Dataset records

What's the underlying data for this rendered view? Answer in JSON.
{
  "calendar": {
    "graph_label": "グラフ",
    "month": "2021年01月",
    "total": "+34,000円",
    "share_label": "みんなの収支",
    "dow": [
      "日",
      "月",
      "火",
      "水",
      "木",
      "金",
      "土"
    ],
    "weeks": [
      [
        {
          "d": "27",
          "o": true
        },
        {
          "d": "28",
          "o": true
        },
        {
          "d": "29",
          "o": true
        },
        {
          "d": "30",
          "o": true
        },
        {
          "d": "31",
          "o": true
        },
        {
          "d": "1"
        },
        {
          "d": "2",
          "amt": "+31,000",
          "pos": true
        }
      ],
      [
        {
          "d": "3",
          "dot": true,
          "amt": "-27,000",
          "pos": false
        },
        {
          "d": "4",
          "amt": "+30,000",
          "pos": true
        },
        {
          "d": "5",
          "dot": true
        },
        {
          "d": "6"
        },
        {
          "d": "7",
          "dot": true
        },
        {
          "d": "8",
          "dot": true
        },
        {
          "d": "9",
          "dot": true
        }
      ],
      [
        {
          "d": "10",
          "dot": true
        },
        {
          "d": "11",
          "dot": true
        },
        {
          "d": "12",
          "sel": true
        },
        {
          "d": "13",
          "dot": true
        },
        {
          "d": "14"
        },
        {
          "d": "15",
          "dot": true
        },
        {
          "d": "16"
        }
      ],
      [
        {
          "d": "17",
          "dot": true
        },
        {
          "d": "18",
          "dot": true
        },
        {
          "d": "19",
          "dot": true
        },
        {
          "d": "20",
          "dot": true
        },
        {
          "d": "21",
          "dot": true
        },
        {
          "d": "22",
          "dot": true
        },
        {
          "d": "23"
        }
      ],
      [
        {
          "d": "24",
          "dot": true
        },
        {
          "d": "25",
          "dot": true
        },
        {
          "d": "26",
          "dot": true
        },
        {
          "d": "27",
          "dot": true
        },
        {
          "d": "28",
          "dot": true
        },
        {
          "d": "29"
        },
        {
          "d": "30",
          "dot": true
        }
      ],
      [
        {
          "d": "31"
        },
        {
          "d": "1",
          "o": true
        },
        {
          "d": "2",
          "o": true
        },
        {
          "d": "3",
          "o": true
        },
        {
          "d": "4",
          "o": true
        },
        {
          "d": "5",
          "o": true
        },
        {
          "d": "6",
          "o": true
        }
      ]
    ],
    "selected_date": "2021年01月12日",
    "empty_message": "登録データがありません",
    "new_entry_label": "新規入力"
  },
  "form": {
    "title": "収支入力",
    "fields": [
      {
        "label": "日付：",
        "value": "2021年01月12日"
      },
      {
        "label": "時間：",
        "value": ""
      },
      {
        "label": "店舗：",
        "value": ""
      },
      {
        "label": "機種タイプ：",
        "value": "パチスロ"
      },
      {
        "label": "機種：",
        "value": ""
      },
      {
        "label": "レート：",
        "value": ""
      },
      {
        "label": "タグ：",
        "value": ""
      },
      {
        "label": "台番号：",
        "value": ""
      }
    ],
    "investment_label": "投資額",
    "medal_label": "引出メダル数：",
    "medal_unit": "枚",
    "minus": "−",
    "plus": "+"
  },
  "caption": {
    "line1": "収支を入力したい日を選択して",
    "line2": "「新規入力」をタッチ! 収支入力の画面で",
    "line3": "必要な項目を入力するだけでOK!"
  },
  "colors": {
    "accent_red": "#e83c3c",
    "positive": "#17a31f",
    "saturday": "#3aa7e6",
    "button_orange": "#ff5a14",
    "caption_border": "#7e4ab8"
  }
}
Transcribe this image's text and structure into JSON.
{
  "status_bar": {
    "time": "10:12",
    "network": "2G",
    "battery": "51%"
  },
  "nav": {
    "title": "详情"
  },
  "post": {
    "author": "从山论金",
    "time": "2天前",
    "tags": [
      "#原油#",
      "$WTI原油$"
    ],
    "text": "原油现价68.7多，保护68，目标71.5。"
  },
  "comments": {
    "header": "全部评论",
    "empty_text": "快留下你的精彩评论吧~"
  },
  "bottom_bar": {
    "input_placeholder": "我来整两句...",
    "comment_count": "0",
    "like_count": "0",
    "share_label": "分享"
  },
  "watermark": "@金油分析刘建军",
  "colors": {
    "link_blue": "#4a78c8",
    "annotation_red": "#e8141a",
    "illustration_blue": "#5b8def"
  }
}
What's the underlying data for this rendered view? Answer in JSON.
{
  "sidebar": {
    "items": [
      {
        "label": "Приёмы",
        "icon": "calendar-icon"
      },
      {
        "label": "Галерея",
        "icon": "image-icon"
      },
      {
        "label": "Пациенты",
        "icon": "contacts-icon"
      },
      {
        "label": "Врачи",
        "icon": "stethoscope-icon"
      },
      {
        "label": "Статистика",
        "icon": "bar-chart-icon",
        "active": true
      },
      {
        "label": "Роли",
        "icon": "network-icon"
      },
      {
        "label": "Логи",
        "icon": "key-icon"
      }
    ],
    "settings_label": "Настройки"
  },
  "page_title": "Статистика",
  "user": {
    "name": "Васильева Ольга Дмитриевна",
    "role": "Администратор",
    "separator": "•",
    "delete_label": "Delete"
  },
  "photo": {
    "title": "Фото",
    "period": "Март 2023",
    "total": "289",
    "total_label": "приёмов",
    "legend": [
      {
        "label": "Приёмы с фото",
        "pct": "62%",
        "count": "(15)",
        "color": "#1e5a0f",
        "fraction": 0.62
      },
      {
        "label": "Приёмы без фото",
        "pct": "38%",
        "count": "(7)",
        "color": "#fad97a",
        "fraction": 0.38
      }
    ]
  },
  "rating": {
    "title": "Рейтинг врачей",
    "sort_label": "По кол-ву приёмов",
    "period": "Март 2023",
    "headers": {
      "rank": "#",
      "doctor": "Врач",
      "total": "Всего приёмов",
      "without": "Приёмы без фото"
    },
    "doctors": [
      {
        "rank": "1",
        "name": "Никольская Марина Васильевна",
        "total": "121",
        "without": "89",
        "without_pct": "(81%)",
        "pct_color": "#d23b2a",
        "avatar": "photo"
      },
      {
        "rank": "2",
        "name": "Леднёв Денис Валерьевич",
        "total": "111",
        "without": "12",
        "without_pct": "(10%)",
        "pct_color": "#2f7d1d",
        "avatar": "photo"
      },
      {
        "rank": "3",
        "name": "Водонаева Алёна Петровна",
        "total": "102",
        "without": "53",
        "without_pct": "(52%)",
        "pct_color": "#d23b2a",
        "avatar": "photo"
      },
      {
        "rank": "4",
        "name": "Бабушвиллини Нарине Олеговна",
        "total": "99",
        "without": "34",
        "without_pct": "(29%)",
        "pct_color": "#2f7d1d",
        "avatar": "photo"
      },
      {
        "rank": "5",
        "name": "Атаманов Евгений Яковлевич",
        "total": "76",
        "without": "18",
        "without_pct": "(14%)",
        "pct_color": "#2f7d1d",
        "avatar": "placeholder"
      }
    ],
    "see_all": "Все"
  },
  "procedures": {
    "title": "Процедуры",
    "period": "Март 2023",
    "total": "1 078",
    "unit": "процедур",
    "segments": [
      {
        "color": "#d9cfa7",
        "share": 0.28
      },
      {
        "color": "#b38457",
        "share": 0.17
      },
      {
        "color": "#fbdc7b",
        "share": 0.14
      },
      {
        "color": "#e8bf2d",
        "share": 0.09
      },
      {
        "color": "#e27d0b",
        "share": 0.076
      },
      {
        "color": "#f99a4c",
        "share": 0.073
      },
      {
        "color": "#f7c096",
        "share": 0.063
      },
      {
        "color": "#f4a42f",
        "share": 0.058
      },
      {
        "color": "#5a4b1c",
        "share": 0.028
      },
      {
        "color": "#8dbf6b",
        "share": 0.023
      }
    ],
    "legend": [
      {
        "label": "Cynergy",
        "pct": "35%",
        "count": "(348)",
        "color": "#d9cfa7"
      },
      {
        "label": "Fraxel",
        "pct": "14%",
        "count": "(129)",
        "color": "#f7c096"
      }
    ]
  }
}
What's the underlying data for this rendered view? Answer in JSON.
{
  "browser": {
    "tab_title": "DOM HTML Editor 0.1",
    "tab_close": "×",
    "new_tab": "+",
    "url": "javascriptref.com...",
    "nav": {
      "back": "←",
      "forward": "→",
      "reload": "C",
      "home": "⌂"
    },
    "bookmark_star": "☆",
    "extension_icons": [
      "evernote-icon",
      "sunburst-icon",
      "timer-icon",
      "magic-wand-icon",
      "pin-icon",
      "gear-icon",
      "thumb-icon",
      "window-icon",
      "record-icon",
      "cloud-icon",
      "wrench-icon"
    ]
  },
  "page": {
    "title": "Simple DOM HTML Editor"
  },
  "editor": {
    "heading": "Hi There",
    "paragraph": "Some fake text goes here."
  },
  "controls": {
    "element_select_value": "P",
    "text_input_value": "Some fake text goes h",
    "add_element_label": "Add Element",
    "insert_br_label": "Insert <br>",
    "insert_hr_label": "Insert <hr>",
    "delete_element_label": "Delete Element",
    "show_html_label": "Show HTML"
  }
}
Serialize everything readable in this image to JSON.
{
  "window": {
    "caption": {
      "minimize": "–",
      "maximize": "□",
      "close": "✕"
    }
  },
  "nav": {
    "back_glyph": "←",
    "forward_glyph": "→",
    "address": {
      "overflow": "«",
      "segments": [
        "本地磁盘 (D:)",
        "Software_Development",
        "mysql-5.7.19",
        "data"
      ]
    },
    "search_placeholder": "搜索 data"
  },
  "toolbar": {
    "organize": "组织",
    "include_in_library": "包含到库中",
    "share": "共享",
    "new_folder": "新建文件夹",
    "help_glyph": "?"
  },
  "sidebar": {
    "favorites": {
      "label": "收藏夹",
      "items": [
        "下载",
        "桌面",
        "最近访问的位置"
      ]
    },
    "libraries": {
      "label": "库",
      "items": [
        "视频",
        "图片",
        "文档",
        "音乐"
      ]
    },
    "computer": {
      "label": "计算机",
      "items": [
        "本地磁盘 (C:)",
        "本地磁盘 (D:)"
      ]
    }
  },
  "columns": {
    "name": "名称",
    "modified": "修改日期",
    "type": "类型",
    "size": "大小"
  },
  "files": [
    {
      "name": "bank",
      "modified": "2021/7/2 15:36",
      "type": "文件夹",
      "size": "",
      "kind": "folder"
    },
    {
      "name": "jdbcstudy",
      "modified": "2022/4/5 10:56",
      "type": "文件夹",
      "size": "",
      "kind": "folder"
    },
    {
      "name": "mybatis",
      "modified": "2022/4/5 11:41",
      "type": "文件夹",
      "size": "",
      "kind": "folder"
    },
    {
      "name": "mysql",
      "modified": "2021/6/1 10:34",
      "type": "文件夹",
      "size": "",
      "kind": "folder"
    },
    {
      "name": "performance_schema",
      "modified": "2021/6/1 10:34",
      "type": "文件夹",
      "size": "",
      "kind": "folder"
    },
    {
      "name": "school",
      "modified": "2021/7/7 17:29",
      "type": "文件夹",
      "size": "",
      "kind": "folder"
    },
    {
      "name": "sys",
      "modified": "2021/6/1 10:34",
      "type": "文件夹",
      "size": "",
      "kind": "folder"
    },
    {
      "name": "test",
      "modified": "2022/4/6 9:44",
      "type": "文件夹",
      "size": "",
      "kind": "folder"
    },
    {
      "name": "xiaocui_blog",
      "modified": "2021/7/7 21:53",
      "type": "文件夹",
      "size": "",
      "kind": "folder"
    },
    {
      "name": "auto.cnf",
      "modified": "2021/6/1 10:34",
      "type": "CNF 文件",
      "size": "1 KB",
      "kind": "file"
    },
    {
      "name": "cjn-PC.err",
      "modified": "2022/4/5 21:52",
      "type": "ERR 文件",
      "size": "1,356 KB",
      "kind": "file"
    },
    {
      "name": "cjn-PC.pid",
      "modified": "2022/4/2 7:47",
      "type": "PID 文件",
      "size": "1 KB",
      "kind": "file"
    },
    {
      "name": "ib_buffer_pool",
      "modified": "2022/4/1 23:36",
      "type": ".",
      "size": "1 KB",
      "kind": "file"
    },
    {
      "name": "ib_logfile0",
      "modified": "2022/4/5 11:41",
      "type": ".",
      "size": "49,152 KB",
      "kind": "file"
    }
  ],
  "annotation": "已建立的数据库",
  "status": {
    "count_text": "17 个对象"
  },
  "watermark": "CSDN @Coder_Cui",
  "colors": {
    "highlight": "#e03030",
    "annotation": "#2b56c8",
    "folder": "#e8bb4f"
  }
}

_Set exercise_:
For the listing above, identify each line bearing "приёмов".

_Problem solution_:
    "total_label": "приёмов",
    "sort_label": "По кол-ву приёмов",
      "total": "Всего приёмов",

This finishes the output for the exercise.